◆ **WORK TO DO**
Edit the data below by replacing every "footnote-line" with "note-line" and leaving everything else unchanged.

◆ **GIVEN INFORMATION**
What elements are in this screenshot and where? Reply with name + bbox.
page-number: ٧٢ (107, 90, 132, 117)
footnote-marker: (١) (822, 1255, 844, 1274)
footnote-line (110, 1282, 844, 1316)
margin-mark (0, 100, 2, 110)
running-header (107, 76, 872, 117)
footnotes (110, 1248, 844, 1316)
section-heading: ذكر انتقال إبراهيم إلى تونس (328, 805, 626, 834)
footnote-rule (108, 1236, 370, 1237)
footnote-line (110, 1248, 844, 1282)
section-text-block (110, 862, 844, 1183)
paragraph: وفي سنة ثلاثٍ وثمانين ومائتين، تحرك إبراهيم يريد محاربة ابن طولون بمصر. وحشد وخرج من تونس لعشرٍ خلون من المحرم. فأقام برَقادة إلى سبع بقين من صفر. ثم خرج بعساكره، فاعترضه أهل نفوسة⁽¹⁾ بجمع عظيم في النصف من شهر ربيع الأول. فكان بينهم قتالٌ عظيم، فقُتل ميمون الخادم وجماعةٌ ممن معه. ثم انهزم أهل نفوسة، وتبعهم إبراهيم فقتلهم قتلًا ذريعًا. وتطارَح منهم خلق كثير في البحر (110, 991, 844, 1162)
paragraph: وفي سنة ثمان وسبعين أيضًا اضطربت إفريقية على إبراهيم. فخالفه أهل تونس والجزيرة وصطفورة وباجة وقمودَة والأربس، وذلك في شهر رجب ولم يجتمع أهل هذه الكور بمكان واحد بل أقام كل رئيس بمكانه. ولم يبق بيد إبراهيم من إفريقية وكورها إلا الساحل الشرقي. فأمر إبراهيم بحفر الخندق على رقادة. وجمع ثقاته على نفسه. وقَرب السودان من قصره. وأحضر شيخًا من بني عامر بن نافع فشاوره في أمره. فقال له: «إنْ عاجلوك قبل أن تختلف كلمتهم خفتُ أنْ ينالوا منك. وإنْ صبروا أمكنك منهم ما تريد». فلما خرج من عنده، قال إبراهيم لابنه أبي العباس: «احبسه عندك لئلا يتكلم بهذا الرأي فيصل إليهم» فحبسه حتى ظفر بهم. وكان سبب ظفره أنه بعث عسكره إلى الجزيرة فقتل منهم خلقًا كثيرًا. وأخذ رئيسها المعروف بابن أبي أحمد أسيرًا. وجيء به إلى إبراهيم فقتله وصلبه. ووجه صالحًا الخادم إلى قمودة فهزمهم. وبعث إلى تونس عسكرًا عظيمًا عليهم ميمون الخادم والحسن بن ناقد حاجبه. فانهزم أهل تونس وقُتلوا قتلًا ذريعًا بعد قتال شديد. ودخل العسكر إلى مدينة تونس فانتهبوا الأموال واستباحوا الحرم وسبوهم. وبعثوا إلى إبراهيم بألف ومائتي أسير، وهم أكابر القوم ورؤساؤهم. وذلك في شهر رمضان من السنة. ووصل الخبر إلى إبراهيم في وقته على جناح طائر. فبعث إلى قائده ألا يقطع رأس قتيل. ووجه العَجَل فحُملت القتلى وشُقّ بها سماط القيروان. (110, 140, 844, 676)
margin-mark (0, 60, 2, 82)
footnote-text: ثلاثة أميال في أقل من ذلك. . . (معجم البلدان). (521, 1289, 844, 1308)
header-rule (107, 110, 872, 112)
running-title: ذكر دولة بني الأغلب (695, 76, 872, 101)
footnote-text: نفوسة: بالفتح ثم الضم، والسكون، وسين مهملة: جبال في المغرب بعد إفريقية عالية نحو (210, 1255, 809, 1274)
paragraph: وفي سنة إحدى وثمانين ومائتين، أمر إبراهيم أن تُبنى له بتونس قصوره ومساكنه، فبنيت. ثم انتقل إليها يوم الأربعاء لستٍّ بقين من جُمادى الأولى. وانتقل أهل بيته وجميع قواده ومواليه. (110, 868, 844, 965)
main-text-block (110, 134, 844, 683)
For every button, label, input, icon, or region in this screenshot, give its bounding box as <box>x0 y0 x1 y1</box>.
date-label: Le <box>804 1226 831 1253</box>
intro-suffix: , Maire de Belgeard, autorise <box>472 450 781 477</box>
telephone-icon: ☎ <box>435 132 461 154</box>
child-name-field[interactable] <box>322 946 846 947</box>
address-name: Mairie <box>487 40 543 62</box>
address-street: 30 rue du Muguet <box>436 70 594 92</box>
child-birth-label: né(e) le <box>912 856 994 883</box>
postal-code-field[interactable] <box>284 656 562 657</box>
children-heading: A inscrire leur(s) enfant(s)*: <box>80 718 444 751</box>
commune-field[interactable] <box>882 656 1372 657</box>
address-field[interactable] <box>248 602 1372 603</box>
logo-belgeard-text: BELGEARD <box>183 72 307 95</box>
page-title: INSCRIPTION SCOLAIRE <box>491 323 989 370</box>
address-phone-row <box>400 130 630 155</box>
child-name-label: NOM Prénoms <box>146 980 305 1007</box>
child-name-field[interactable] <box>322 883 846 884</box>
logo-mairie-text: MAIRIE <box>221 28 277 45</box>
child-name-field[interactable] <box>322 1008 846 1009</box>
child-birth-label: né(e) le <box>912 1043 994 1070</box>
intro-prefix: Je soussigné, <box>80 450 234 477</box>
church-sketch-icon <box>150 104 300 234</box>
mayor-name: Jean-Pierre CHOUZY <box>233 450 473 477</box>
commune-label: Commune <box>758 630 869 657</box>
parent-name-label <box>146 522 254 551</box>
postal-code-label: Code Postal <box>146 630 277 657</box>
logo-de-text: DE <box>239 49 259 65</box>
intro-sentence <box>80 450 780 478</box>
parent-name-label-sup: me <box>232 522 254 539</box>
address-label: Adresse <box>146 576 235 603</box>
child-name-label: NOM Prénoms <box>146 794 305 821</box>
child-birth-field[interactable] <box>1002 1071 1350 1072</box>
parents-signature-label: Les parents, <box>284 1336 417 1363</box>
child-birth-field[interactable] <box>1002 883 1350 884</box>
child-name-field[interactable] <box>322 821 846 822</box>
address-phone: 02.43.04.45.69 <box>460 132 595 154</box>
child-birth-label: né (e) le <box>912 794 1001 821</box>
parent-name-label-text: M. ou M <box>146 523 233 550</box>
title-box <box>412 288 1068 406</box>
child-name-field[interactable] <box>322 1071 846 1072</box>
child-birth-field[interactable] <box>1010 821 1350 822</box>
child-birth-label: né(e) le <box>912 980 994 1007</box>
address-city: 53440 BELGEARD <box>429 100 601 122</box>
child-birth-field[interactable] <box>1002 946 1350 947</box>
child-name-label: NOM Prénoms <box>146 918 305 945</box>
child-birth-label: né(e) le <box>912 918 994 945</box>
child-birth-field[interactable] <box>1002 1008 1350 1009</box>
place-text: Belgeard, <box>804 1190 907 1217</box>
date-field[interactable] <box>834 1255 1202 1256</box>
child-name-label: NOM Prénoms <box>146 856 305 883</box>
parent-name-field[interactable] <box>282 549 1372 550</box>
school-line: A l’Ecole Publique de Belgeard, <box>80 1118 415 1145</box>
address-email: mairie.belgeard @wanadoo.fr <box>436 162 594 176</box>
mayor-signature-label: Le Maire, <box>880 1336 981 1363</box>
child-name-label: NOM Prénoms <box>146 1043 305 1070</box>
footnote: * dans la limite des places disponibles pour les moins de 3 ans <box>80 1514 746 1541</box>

◆ **ANSWER FOR THE TASK**
What elements are in this screenshot and where? Reply with name + bbox.
page-number: ٧٢ (107, 90, 132, 117)
footnote-marker: (١) (822, 1255, 844, 1274)
note-line (110, 1282, 844, 1316)
margin-mark (0, 100, 2, 110)
running-header (107, 76, 872, 117)
footnotes (110, 1248, 844, 1316)
section-heading: ذكر انتقال إبراهيم إلى تونس (328, 805, 626, 834)
footnote-rule (108, 1236, 370, 1237)
note-line (110, 1248, 844, 1282)
section-text-block (110, 862, 844, 1183)
paragraph: وفي سنة ثلاثٍ وثمانين ومائتين، تحرك إبراهيم يريد محاربة ابن طولون بمصر. وحشد وخرج من تونس لعشرٍ خلون من المحرم. فأقام برَقادة إلى سبع بقين من صفر. ثم خرج بعساكره، فاعترضه أهل نفوسة⁽¹⁾ بجمع عظيم في النصف من شهر ربيع الأول. فكان بينهم قتالٌ عظيم، فقُتل ميمون الخادم وجماعةٌ ممن معه. ثم انهزم أهل نفوسة، وتبعهم إبراهيم فقتلهم قتلًا ذريعًا. وتطارَح منهم خلق كثير في البحر (110, 991, 844, 1162)
paragraph: وفي سنة ثمان وسبعين أيضًا اضطربت إفريقية على إبراهيم. فخالفه أهل تونس والجزيرة وصطفورة وباجة وقمودَة والأربس، وذلك في شهر رجب ولم يجتمع أهل هذه الكور بمكان واحد بل أقام كل رئيس بمكانه. ولم يبق بيد إبراهيم من إفريقية وكورها إلا الساحل الشرقي. فأمر إبراهيم بحفر الخندق على رقادة. وجمع ثقاته على نفسه. وقَرب السودان من قصره. وأحضر شيخًا من بني عامر بن نافع فشاوره في أمره. فقال له: «إنْ عاجلوك قبل أن تختلف كلمتهم خفتُ أنْ ينالوا منك. وإنْ صبروا أمكنك منهم ما تريد». فلما خرج من عنده، قال إبراهيم لابنه أبي العباس: «احبسه عندك لئلا يتكلم بهذا الرأي فيصل إليهم» فحبسه حتى ظفر بهم. وكان سبب ظفره أنه بعث عسكره إلى الجزيرة فقتل منهم خلقًا كثيرًا. وأخذ رئيسها المعروف بابن أبي أحمد أسيرًا. وجيء به إلى إبراهيم فقتله وصلبه. ووجه صالحًا الخادم إلى قمودة فهزمهم. وبعث إلى تونس عسكرًا عظيمًا عليهم ميمون الخادم والحسن بن ناقد حاجبه. فانهزم أهل تونس وقُتلوا قتلًا ذريعًا بعد قتال شديد. ودخل العسكر إلى مدينة تونس فانتهبوا الأموال واستباحوا الحرم وسبوهم. وبعثوا إلى إبراهيم بألف ومائتي أسير، وهم أكابر القوم ورؤساؤهم. وذلك في شهر رمضان من السنة. ووصل الخبر إلى إبراهيم في وقته على جناح طائر. فبعث إلى قائده ألا يقطع رأس قتيل. ووجه العَجَل فحُملت القتلى وشُقّ بها سماط القيروان. (110, 140, 844, 676)
margin-mark (0, 60, 2, 82)
footnote-text: ثلاثة أميال في أقل من ذلك. . . (معجم البلدان). (521, 1289, 844, 1308)
header-rule (107, 110, 872, 112)
running-title: ذكر دولة بني الأغلب (695, 76, 872, 101)
footnote-text: نفوسة: بالفتح ثم الضم، والسكون، وسين مهملة: جبال في المغرب بعد إفريقية عالية نحو (210, 1255, 809, 1274)
paragraph: وفي سنة إحدى وثمانين ومائتين، أمر إبراهيم أن تُبنى له بتونس قصوره ومساكنه، فبنيت. ثم انتقل إليها يوم الأربعاء لستٍّ بقين من جُمادى الأولى. وانتقل أهل بيته وجميع قواده ومواليه. (110, 868, 844, 965)
main-text-block (110, 134, 844, 683)
For every button, label, input, icon, or region in this screenshot, give its bounding box as <box>x0 y0 x1 y1</box>.
date-label: Le <box>804 1226 831 1253</box>
intro-suffix: , Maire de Belgeard, autorise <box>472 450 781 477</box>
telephone-icon: ☎ <box>435 132 461 154</box>
child-name-field[interactable] <box>322 946 846 947</box>
address-name: Mairie <box>487 40 543 62</box>
address-street: 30 rue du Muguet <box>436 70 594 92</box>
child-birth-label: né(e) le <box>912 856 994 883</box>
postal-code-field[interactable] <box>284 656 562 657</box>
children-heading: A inscrire leur(s) enfant(s)*: <box>80 718 444 751</box>
commune-field[interactable] <box>882 656 1372 657</box>
address-field[interactable] <box>248 602 1372 603</box>
logo-belgeard-text: BELGEARD <box>183 72 307 95</box>
page-title: INSCRIPTION SCOLAIRE <box>491 323 989 370</box>
address-phone-row <box>400 130 630 155</box>
child-name-label: NOM Prénoms <box>146 980 305 1007</box>
child-name-field[interactable] <box>322 883 846 884</box>
logo-mairie-text: MAIRIE <box>221 28 277 45</box>
child-name-field[interactable] <box>322 1008 846 1009</box>
child-birth-label: né(e) le <box>912 1043 994 1070</box>
intro-prefix: Je soussigné, <box>80 450 234 477</box>
church-sketch-icon <box>150 104 300 234</box>
mayor-name: Jean-Pierre CHOUZY <box>233 450 473 477</box>
commune-label: Commune <box>758 630 869 657</box>
parent-name-label <box>146 522 254 551</box>
postal-code-label: Code Postal <box>146 630 277 657</box>
logo-de-text: DE <box>239 49 259 65</box>
intro-sentence <box>80 450 780 478</box>
parent-name-label-sup: me <box>232 522 254 539</box>
address-label: Adresse <box>146 576 235 603</box>
child-name-label: NOM Prénoms <box>146 794 305 821</box>
child-birth-field[interactable] <box>1002 1071 1350 1072</box>
parents-signature-label: Les parents, <box>284 1336 417 1363</box>
child-birth-field[interactable] <box>1002 883 1350 884</box>
child-name-field[interactable] <box>322 821 846 822</box>
address-phone: 02.43.04.45.69 <box>460 132 595 154</box>
child-birth-label: né (e) le <box>912 794 1001 821</box>
parent-name-label-text: M. ou M <box>146 523 233 550</box>
title-box <box>412 288 1068 406</box>
child-name-field[interactable] <box>322 1071 846 1072</box>
child-birth-field[interactable] <box>1010 821 1350 822</box>
child-birth-label: né(e) le <box>912 980 994 1007</box>
address-city: 53440 BELGEARD <box>429 100 601 122</box>
child-birth-field[interactable] <box>1002 946 1350 947</box>
child-name-label: NOM Prénoms <box>146 918 305 945</box>
child-birth-label: né(e) le <box>912 918 994 945</box>
child-birth-field[interactable] <box>1002 1008 1350 1009</box>
place-text: Belgeard, <box>804 1190 907 1217</box>
date-field[interactable] <box>834 1255 1202 1256</box>
child-name-label: NOM Prénoms <box>146 856 305 883</box>
parent-name-field[interactable] <box>282 549 1372 550</box>
school-line: A l’Ecole Publique de Belgeard, <box>80 1118 415 1145</box>
address-email: mairie.belgeard @wanadoo.fr <box>436 162 594 176</box>
mayor-signature-label: Le Maire, <box>880 1336 981 1363</box>
child-name-label: NOM Prénoms <box>146 1043 305 1070</box>
footnote: * dans la limite des places disponibles pour les moins de 3 ans <box>80 1514 746 1541</box>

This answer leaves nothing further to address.